**Exercise details**
Find all lines in the listing that include the word "Charles", then copy them.

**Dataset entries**
· · · · ·

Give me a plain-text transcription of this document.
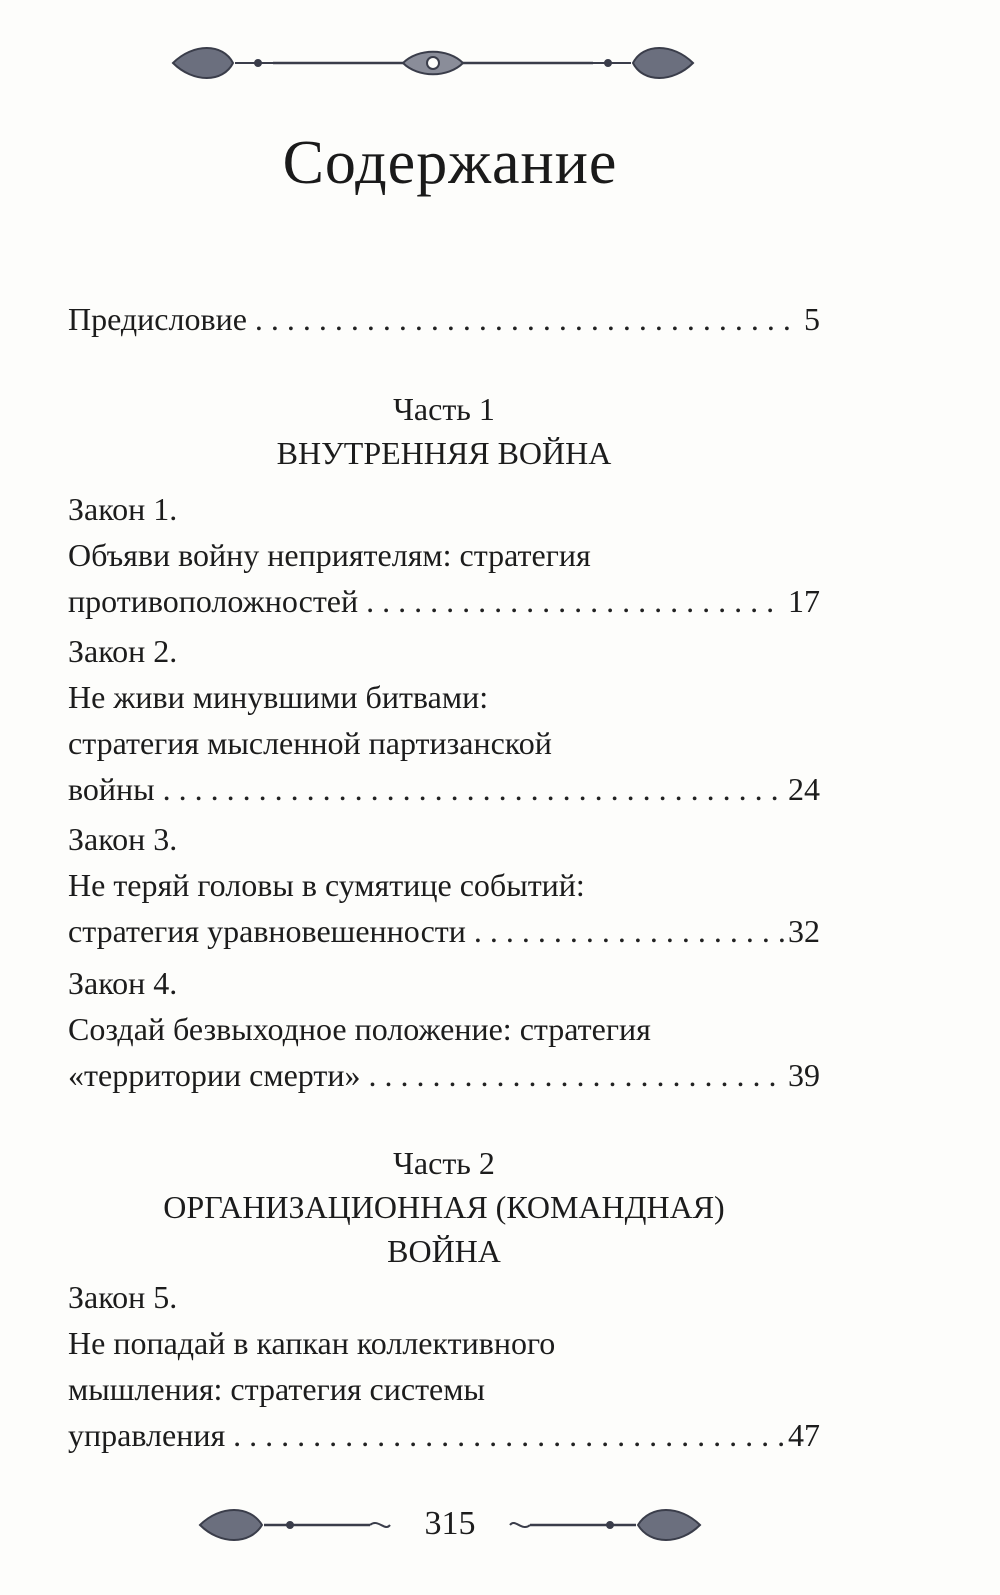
Содержание
Предисловие . . .	5
Часть 1
ВНУТРЕННЯЯ ВОЙНА
Закон 1.
Объяви войну неприятелям: стратегия
противоположностей . . .	17
Закон 2.
Не живи минувшими битвами:
стратегия мысленной партизанской
войны . . .	24
Закон 3.
Не теряй головы в сумятице событий:
стратегия уравновешенности . . .	32
Закон 4.
Создай безвыходное положение: стратегия
«территории смерти» . . .	39
Часть 2
ОРГАНИЗАЦИОННАЯ (КОМАНДНАЯ)
ВОЙНА
Закон 5.
Не попадай в капкан коллективного
мышления: стратегия системы
управления . . .	47
315
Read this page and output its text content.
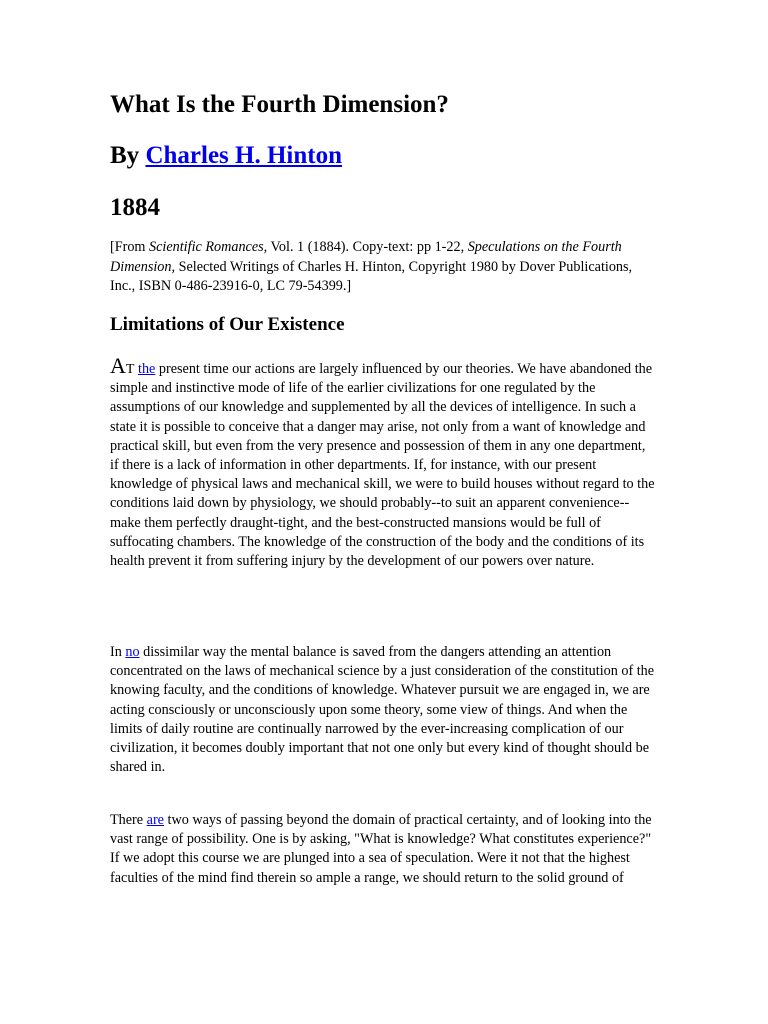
What Is the Fourth Dimension?
By Charles H. Hinton
1884

[From Scientific Romances, Vol. 1 (1884). Copy-text: pp 1-22, Speculations on the Fourth Dimension, Selected Writings of Charles H. Hinton, Copyright 1980 by Dover Publications, Inc., ISBN 0-486-23916-0, LC 79-54399.]

Limitations of Our Existence

AT the present time our actions are largely influenced by our theories. We have abandoned the simple and instinctive mode of life of the earlier civilizations for one regulated by the assumptions of our knowledge and supplemented by all the devices of intelligence. In such a state it is possible to conceive that a danger may arise, not only from a want of knowledge and practical skill, but even from the very presence and possession of them in any one department, if there is a lack of information in other departments. If, for instance, with our present knowledge of physical laws and mechanical skill, we were to build houses without regard to the conditions laid down by physiology, we should probably--to suit an apparent convenience--make them perfectly draught-tight, and the best-constructed mansions would be full of suffocating chambers. The knowledge of the construction of the body and the conditions of its health prevent it from suffering injury by the development of our powers over nature.

In no dissimilar way the mental balance is saved from the dangers attending an attention concentrated on the laws of mechanical science by a just consideration of the constitution of the knowing faculty, and the conditions of knowledge. Whatever pursuit we are engaged in, we are acting consciously or unconsciously upon some theory, some view of things. And when the limits of daily routine are continually narrowed by the ever-increasing complication of our civilization, it becomes doubly important that not one only but every kind of thought should be shared in.

There are two ways of passing beyond the domain of practical certainty, and of looking into the vast range of possibility. One is by asking, "What is knowledge? What constitutes experience?" If we adopt this course we are plunged into a sea of speculation. Were it not that the highest faculties of the mind find therein so ample a range, we should return to the solid ground of
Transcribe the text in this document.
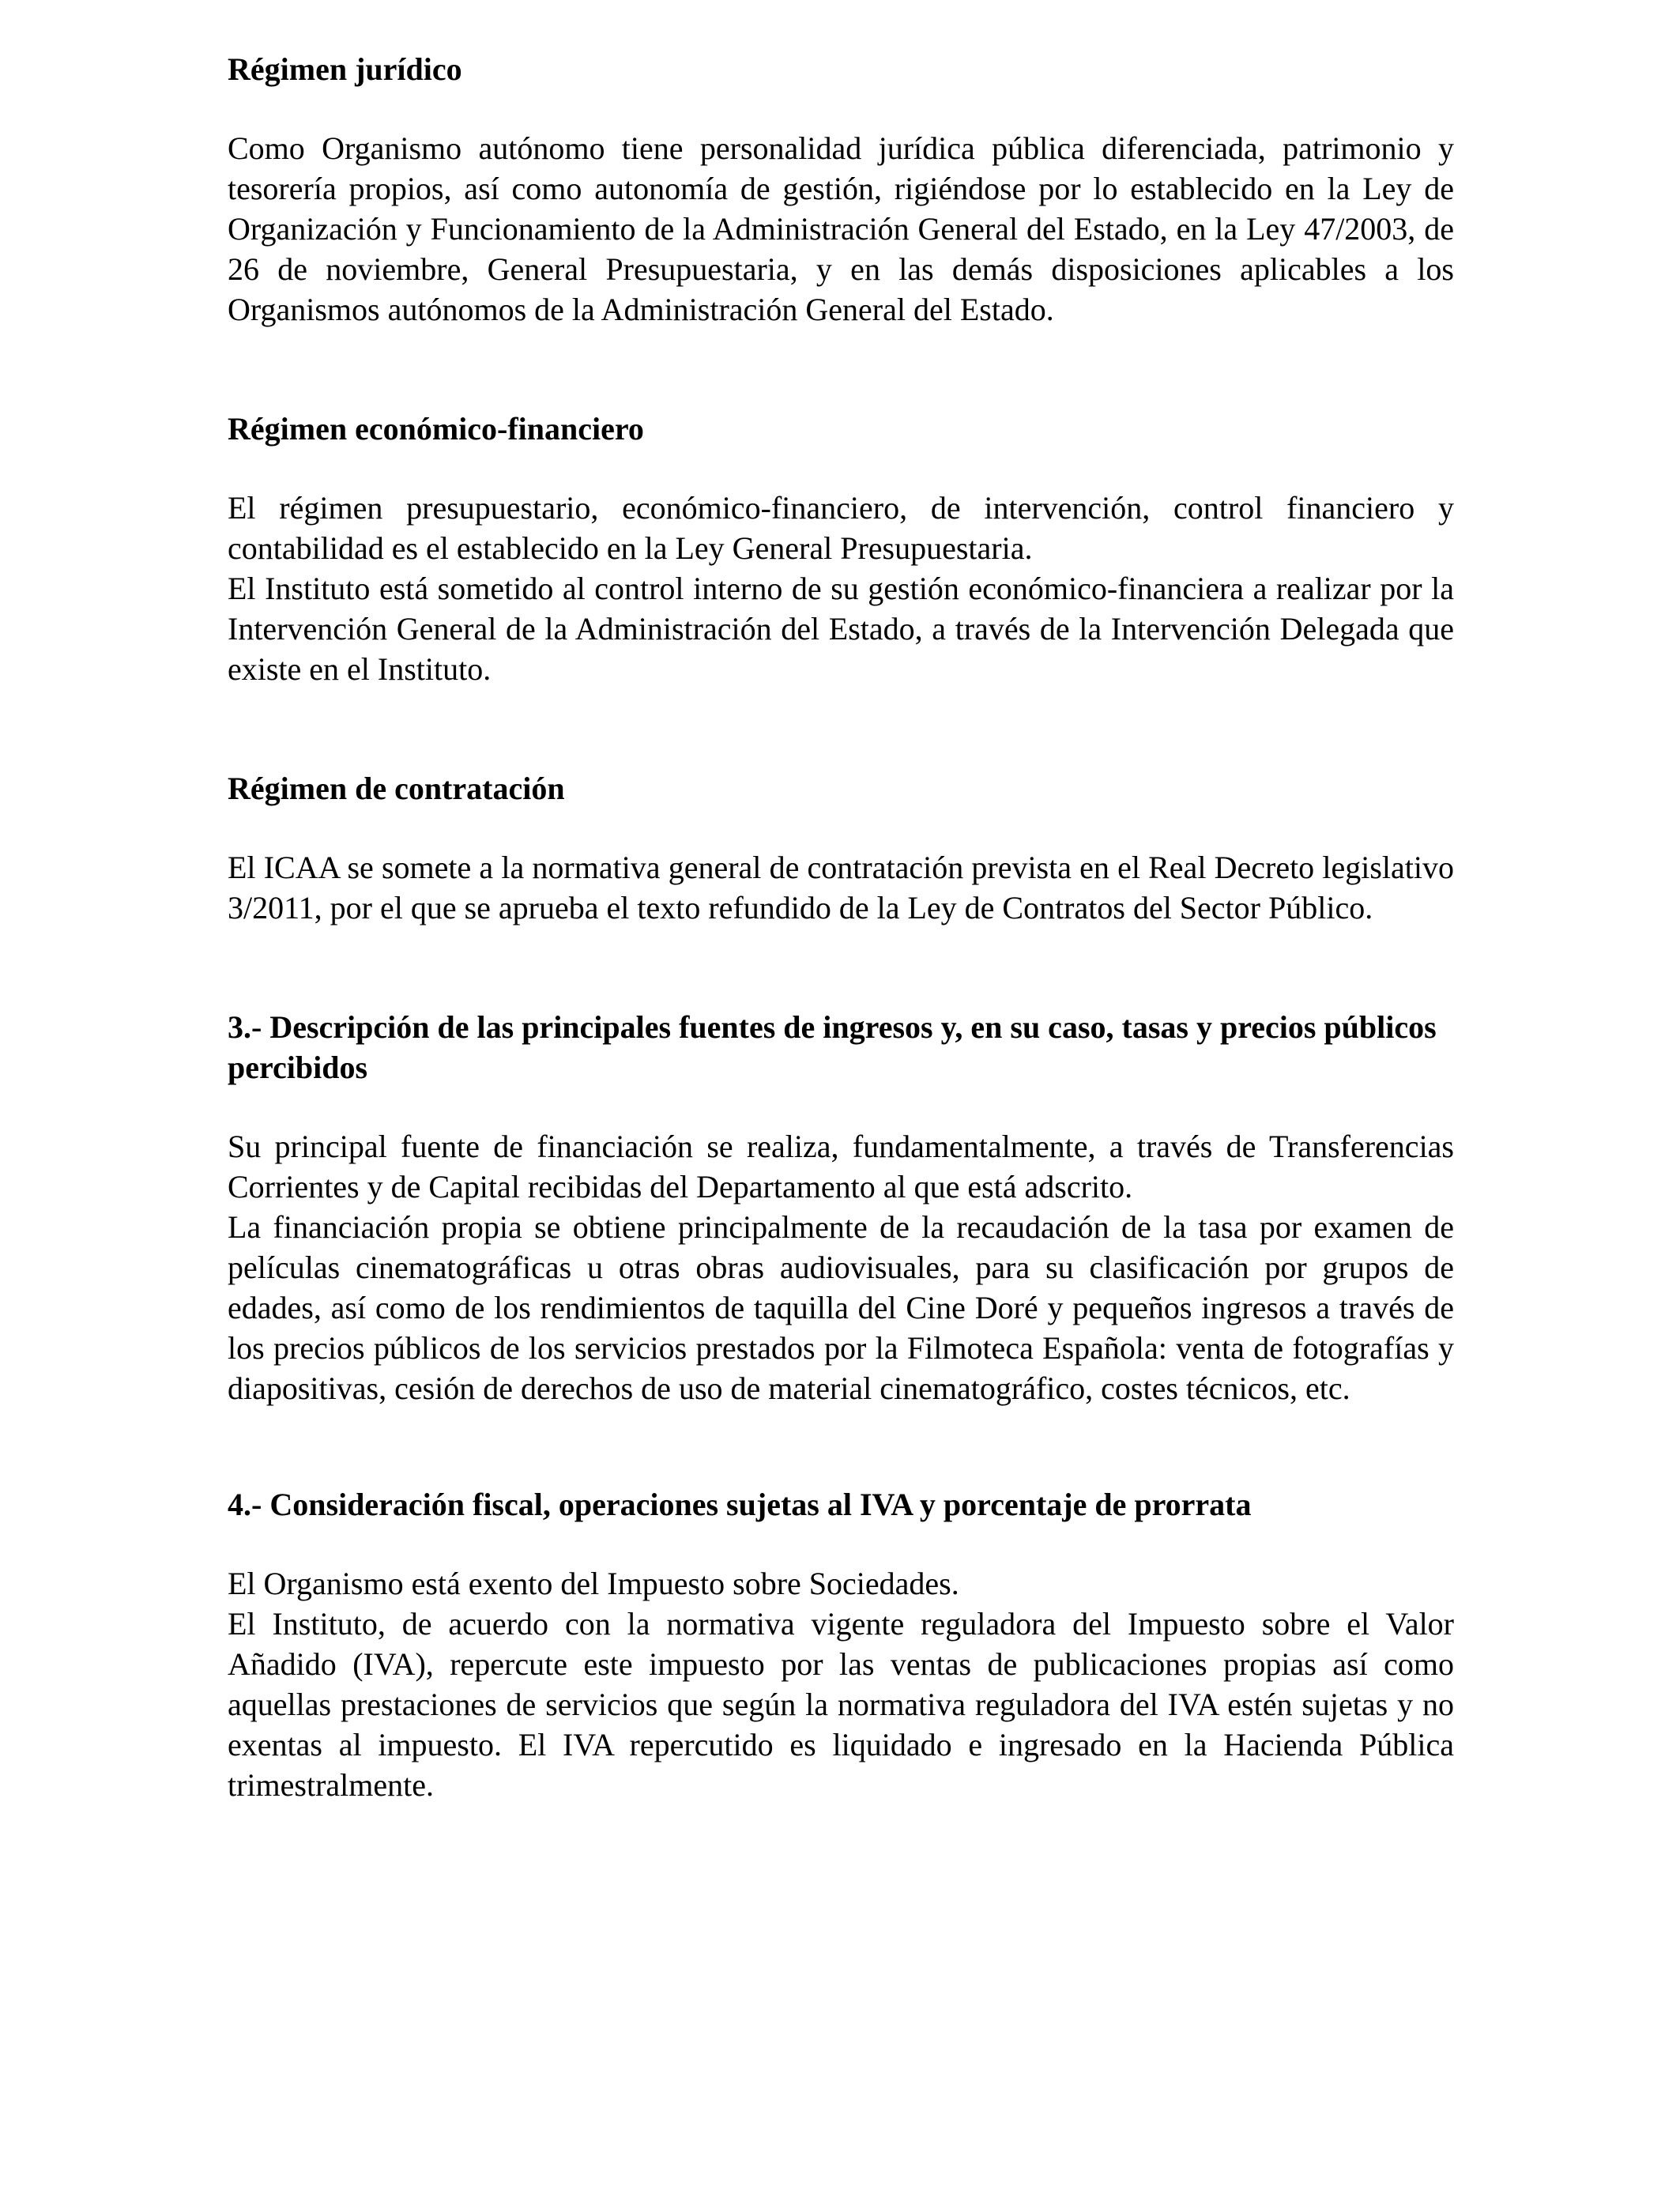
Régimen jurídico

Como Organismo autónomo tiene personalidad jurídica pública diferenciada, patrimonio y tesorería propios, así como autonomía de gestión, rigiéndose por lo establecido en la Ley de Organización y Funcionamiento de la Administración General del Estado, en la Ley 47/2003, de 26 de noviembre, General Presupuestaria, y en las demás disposiciones aplicables a los Organismos autónomos de la Administración General del Estado.

Régimen económico-financiero

El régimen presupuestario, económico-financiero, de intervención, control financiero y contabilidad es el establecido en la Ley General Presupuestaria.

El Instituto está sometido al control interno de su gestión económico-financiera a realizar por la Intervención General de la Administración del Estado, a través de la Intervención Delegada que existe en el Instituto.

Régimen de contratación

El ICAA se somete a la normativa general de contratación prevista en el Real Decreto legislativo 3/2011, por el que se aprueba el texto refundido de la Ley de Contratos del Sector Público.

3.- Descripción de las principales fuentes de ingresos y, en su caso, tasas y precios públicos percibidos

Su principal fuente de financiación se realiza, fundamentalmente, a través de Transferencias Corrientes y de Capital recibidas del Departamento al que está adscrito.

La financiación propia se obtiene principalmente de la recaudación de la tasa por examen de películas cinematográficas u otras obras audiovisuales, para su clasificación por grupos de edades, así como de los rendimientos de taquilla del Cine Doré y pequeños ingresos a través de los precios públicos de los servicios prestados por la Filmoteca Española: venta de fotografías y diapositivas, cesión de derechos de uso de material cinematográfico, costes técnicos, etc.

4.- Consideración fiscal, operaciones sujetas al IVA y porcentaje de prorrata

El Organismo está exento del Impuesto sobre Sociedades.

El Instituto, de acuerdo con la normativa vigente reguladora del Impuesto sobre el Valor Añadido (IVA), repercute este impuesto por las ventas de publicaciones propias así como aquellas prestaciones de servicios que según la normativa reguladora del IVA estén sujetas y no exentas al impuesto. El IVA repercutido es liquidado e ingresado en la Hacienda Pública trimestralmente.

· · · · ·

**Result**
By Charles H. Hinton
[From Scientific Romances, Vol. 1 (1884). Copy-text: pp 1-22, Speculations on the Fourth Dimension, Selected Writings of Charles H. Hinton, Copyright 1980 by Dover Publications, Inc., ISBN 0-486-23916-0, LC 79-54399.]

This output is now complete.